------ RECORDS FOR PROCESSING ------
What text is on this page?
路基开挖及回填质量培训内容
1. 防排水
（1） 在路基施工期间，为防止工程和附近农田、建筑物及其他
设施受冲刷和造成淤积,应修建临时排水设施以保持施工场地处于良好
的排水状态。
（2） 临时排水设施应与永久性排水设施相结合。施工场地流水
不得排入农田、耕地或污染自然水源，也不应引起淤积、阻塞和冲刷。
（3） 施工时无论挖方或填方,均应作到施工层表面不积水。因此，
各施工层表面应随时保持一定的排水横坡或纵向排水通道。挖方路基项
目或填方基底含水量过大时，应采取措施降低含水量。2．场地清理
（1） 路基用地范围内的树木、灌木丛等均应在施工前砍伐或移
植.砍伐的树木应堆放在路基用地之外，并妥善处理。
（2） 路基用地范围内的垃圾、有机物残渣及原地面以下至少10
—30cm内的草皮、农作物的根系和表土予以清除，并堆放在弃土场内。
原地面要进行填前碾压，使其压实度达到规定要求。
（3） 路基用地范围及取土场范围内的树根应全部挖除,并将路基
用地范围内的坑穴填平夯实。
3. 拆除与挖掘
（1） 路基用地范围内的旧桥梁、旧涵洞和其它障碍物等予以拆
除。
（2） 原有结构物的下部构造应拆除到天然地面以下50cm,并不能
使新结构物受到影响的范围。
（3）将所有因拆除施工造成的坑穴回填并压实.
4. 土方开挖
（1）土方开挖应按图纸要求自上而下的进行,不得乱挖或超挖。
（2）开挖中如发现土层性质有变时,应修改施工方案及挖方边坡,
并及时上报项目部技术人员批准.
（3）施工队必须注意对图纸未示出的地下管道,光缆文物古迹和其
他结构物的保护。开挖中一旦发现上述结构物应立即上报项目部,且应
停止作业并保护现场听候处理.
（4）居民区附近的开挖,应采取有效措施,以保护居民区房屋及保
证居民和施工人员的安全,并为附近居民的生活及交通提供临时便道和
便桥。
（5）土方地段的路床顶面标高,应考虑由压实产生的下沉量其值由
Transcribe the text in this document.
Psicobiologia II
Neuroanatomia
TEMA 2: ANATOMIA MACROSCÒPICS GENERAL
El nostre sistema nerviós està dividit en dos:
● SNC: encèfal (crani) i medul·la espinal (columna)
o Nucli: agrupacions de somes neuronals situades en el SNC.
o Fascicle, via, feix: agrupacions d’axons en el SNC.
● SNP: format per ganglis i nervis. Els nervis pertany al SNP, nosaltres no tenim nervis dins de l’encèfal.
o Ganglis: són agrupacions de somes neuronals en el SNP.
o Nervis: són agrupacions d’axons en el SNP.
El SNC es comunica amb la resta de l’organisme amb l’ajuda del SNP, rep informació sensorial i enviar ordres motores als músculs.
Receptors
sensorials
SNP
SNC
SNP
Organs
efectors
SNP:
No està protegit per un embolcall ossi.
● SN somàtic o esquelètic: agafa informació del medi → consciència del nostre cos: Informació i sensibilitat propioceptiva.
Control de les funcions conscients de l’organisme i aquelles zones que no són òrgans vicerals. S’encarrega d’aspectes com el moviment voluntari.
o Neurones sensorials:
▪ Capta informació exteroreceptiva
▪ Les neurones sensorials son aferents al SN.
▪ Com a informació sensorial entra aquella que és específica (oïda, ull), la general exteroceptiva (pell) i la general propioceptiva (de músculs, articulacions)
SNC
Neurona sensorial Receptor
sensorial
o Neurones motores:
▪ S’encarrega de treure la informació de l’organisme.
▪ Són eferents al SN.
------
------ RECORDS FOR PROCESSING ------
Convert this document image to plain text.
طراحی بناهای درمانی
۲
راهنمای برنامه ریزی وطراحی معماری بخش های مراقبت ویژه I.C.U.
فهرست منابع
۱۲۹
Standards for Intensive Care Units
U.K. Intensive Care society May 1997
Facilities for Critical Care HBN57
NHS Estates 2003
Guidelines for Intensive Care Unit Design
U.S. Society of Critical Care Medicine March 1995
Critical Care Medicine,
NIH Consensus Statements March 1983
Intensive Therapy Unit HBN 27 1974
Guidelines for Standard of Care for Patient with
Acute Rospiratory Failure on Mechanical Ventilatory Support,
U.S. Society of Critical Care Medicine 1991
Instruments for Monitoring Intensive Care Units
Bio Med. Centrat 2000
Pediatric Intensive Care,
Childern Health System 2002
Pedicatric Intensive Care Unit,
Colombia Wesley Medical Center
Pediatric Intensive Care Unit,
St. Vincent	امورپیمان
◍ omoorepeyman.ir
------
------ RECORDS FOR PROCESSING ------
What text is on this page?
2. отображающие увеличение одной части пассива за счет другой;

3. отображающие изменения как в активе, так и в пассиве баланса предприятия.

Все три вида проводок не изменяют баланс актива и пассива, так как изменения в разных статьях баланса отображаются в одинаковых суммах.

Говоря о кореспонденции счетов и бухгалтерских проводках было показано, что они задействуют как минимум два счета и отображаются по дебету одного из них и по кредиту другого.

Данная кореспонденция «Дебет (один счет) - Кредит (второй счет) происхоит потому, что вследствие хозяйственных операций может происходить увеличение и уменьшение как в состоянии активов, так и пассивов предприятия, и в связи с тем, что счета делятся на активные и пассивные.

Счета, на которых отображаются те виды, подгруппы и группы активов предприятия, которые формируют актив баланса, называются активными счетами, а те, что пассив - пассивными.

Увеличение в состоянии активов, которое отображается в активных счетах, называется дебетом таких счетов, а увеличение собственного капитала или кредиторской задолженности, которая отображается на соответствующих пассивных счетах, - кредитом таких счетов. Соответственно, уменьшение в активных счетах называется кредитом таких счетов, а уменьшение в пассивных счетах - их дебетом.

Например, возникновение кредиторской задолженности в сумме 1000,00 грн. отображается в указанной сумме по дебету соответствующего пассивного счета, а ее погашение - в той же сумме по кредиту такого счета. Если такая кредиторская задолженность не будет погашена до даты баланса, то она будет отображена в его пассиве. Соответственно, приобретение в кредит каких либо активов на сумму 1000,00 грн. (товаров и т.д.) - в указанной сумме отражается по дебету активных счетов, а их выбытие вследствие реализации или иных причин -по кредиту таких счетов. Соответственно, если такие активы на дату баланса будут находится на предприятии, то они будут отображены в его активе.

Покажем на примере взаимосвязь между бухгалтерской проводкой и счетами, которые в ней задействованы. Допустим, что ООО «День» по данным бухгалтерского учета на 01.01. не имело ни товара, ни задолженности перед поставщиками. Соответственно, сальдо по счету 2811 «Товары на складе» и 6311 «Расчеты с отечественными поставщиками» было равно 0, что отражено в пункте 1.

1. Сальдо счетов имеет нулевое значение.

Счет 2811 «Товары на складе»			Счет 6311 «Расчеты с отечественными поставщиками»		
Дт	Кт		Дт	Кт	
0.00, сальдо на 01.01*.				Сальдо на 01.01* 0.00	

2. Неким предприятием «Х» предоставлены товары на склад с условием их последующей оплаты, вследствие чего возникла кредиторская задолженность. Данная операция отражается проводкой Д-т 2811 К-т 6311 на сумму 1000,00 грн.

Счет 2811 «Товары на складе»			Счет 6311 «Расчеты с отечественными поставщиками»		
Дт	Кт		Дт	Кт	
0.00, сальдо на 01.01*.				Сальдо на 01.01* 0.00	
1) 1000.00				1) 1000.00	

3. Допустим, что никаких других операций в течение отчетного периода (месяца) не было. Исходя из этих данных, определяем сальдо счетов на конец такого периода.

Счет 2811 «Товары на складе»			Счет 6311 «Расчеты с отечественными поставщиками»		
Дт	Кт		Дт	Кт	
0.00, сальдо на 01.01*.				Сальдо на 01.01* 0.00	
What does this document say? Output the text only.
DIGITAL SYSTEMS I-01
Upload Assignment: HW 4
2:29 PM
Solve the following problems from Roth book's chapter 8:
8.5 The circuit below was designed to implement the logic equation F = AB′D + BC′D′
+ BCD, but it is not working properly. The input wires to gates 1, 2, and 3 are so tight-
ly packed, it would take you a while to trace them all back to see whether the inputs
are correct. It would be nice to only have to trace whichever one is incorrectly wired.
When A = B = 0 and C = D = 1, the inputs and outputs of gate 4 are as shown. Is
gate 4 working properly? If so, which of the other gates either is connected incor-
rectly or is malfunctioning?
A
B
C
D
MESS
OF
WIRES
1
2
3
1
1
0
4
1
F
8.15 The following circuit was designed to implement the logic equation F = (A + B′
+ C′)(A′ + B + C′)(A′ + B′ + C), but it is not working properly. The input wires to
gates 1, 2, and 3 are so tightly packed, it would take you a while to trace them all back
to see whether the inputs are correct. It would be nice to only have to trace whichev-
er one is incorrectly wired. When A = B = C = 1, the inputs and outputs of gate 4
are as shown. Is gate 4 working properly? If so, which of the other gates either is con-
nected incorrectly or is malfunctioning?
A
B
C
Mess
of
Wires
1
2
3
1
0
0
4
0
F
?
------
* _REQUIREMENT_
Go over the records above and tally the lines with the word "packed" in them. Give the number alone.

* _PROBLEM SOLUTION_
2